Region annotation records

^^^^

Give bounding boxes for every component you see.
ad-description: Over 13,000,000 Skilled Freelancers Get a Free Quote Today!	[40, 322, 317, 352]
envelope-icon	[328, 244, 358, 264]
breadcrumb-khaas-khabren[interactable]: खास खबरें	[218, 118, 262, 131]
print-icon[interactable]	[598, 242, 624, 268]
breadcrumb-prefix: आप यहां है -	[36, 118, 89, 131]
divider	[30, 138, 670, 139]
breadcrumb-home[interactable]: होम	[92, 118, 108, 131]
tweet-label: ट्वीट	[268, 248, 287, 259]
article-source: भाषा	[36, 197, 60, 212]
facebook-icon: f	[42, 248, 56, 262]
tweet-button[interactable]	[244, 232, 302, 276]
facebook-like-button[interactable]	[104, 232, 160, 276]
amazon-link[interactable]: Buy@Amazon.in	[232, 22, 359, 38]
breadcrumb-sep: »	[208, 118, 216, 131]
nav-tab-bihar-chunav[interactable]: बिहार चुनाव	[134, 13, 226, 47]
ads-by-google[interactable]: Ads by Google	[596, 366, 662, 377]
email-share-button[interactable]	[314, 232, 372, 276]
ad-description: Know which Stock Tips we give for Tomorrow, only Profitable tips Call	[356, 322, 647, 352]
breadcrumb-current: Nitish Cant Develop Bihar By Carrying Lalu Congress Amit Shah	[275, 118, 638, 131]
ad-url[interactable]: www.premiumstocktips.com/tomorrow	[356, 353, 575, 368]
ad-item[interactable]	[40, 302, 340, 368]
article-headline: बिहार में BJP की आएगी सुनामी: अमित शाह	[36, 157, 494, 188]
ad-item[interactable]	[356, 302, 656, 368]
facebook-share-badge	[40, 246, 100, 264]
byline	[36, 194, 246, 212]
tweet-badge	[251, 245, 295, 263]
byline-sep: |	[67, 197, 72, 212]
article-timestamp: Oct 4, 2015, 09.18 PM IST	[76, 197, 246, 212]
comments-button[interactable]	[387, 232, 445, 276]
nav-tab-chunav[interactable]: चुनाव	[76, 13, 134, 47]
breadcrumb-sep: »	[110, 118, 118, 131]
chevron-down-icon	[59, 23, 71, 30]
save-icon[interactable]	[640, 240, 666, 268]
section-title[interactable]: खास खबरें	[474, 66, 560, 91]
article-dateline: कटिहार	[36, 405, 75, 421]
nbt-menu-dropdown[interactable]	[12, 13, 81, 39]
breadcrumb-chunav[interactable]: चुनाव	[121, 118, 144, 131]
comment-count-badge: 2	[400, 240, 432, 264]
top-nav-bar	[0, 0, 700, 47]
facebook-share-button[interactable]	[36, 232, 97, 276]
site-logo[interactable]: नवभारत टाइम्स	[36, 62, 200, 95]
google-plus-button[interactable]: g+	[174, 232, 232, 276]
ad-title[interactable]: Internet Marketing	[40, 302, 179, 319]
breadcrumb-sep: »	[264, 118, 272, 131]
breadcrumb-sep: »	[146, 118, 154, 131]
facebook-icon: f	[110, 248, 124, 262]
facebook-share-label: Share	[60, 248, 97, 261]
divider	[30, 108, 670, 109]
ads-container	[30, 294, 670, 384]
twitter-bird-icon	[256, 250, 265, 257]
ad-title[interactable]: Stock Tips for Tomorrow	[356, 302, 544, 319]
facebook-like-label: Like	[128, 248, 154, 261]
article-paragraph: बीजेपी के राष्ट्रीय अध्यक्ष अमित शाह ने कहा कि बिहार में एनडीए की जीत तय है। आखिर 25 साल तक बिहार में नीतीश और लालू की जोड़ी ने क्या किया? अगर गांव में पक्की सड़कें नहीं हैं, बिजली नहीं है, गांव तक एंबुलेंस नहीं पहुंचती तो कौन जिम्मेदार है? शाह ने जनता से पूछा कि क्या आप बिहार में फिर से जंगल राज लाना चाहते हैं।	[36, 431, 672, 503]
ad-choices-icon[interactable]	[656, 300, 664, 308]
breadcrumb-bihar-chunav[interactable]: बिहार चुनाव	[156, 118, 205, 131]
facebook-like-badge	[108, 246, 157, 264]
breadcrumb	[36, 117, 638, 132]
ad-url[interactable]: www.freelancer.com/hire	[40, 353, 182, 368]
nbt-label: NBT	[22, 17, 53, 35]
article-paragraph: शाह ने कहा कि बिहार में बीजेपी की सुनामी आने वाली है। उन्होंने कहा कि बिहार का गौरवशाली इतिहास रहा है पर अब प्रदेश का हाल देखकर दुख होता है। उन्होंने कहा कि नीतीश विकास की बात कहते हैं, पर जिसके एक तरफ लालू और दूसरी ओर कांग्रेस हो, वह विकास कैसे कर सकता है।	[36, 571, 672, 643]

^^^^

Rewrite the records above with every "breadcrumb-sep" changed to "breadcrumb-separator", leaving everything else as it is.

Give bounding boxes for every component you see.
ad-description: Over 13,000,000 Skilled Freelancers Get a Free Quote Today!	[40, 322, 317, 352]
envelope-icon	[328, 244, 358, 264]
breadcrumb-khaas-khabren[interactable]: खास खबरें	[218, 118, 262, 131]
print-icon[interactable]	[598, 242, 624, 268]
breadcrumb-prefix: आप यहां है -	[36, 118, 89, 131]
divider	[30, 138, 670, 139]
breadcrumb-home[interactable]: होम	[92, 118, 108, 131]
tweet-label: ट्वीट	[268, 248, 287, 259]
article-source: भाषा	[36, 197, 60, 212]
facebook-icon: f	[42, 248, 56, 262]
tweet-button[interactable]	[244, 232, 302, 276]
facebook-like-button[interactable]	[104, 232, 160, 276]
amazon-link[interactable]: Buy@Amazon.in	[232, 22, 359, 38]
breadcrumb-separator: »	[208, 118, 216, 131]
nav-tab-bihar-chunav[interactable]: बिहार चुनाव	[134, 13, 226, 47]
ads-by-google[interactable]: Ads by Google	[596, 366, 662, 377]
email-share-button[interactable]	[314, 232, 372, 276]
ad-description: Know which Stock Tips we give for Tomorrow, only Profitable tips Call	[356, 322, 647, 352]
breadcrumb-current: Nitish Cant Develop Bihar By Carrying Lalu Congress Amit Shah	[275, 118, 638, 131]
ad-url[interactable]: www.premiumstocktips.com/tomorrow	[356, 353, 575, 368]
ad-item[interactable]	[40, 302, 340, 368]
article-headline: बिहार में BJP की आएगी सुनामी: अमित शाह	[36, 157, 494, 188]
ad-item[interactable]	[356, 302, 656, 368]
facebook-share-badge	[40, 246, 100, 264]
byline	[36, 194, 246, 212]
tweet-badge	[251, 245, 295, 263]
byline-sep: |	[67, 197, 72, 212]
article-timestamp: Oct 4, 2015, 09.18 PM IST	[76, 197, 246, 212]
comments-button[interactable]	[387, 232, 445, 276]
nav-tab-chunav[interactable]: चुनाव	[76, 13, 134, 47]
breadcrumb-separator: »	[110, 118, 118, 131]
chevron-down-icon	[59, 23, 71, 30]
save-icon[interactable]	[640, 240, 666, 268]
section-title[interactable]: खास खबरें	[474, 66, 560, 91]
article-dateline: कटिहार	[36, 405, 75, 421]
nbt-menu-dropdown[interactable]	[12, 13, 81, 39]
breadcrumb-chunav[interactable]: चुनाव	[121, 118, 144, 131]
comment-count-badge: 2	[400, 240, 432, 264]
top-nav-bar	[0, 0, 700, 47]
facebook-share-button[interactable]	[36, 232, 97, 276]
site-logo[interactable]: नवभारत टाइम्स	[36, 62, 200, 95]
google-plus-button[interactable]: g+	[174, 232, 232, 276]
ad-title[interactable]: Internet Marketing	[40, 302, 179, 319]
breadcrumb-separator: »	[264, 118, 272, 131]
breadcrumb-separator: »	[146, 118, 154, 131]
facebook-icon: f	[110, 248, 124, 262]
facebook-share-label: Share	[60, 248, 97, 261]
divider	[30, 108, 670, 109]
ads-container	[30, 294, 670, 384]
twitter-bird-icon	[256, 250, 265, 257]
ad-title[interactable]: Stock Tips for Tomorrow	[356, 302, 544, 319]
facebook-like-label: Like	[128, 248, 154, 261]
article-paragraph: बीजेपी के राष्ट्रीय अध्यक्ष अमित शाह ने कहा कि बिहार में एनडीए की जीत तय है। आखिर 25 साल तक बिहार में नीतीश और लालू की जोड़ी ने क्या किया? अगर गांव में पक्की सड़कें नहीं हैं, बिजली नहीं है, गांव तक एंबुलेंस नहीं पहुंचती तो कौन जिम्मेदार है? शाह ने जनता से पूछा कि क्या आप बिहार में फिर से जंगल राज लाना चाहते हैं।	[36, 431, 672, 503]
ad-choices-icon[interactable]	[656, 300, 664, 308]
breadcrumb-bihar-chunav[interactable]: बिहार चुनाव	[156, 118, 205, 131]
facebook-like-badge	[108, 246, 157, 264]
breadcrumb	[36, 117, 638, 132]
ad-url[interactable]: www.freelancer.com/hire	[40, 353, 182, 368]
nbt-label: NBT	[22, 17, 53, 35]
article-paragraph: शाह ने कहा कि बिहार में बीजेपी की सुनामी आने वाली है। उन्होंने कहा कि बिहार का गौरवशाली इतिहास रहा है पर अब प्रदेश का हाल देखकर दुख होता है। उन्होंने कहा कि नीतीश विकास की बात कहते हैं, पर जिसके एक तरफ लालू और दूसरी ओर कांग्रेस हो, वह विकास कैसे कर सकता है।	[36, 571, 672, 643]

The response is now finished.